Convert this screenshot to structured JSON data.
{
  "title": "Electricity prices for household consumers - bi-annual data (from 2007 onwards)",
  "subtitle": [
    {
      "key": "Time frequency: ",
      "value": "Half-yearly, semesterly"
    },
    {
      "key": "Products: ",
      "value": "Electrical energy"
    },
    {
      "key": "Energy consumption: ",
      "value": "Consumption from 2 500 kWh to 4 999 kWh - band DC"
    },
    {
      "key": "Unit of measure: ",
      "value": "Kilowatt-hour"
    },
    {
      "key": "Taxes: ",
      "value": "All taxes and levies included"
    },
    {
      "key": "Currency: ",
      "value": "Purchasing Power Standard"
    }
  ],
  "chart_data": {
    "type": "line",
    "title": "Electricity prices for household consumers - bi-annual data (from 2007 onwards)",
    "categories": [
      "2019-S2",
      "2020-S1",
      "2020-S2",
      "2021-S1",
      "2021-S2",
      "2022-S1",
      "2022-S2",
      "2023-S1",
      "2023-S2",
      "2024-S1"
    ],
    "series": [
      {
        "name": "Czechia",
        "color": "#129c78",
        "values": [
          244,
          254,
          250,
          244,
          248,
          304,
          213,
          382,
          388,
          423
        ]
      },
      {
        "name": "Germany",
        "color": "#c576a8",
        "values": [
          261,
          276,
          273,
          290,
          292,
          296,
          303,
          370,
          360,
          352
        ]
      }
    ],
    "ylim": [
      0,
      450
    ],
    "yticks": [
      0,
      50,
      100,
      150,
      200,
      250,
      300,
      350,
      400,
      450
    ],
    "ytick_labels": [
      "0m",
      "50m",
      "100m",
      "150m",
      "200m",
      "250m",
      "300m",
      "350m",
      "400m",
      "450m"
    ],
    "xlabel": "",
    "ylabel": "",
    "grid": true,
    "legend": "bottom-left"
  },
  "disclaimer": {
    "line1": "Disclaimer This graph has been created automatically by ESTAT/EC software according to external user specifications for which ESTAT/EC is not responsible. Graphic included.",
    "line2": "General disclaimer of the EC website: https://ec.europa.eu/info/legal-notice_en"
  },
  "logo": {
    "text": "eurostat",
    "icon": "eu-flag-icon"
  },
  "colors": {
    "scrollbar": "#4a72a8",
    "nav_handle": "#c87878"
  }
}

Aim
From the material given, work out how many lines hold the string "consumers"; state that number and nothing further.

Expected answer
2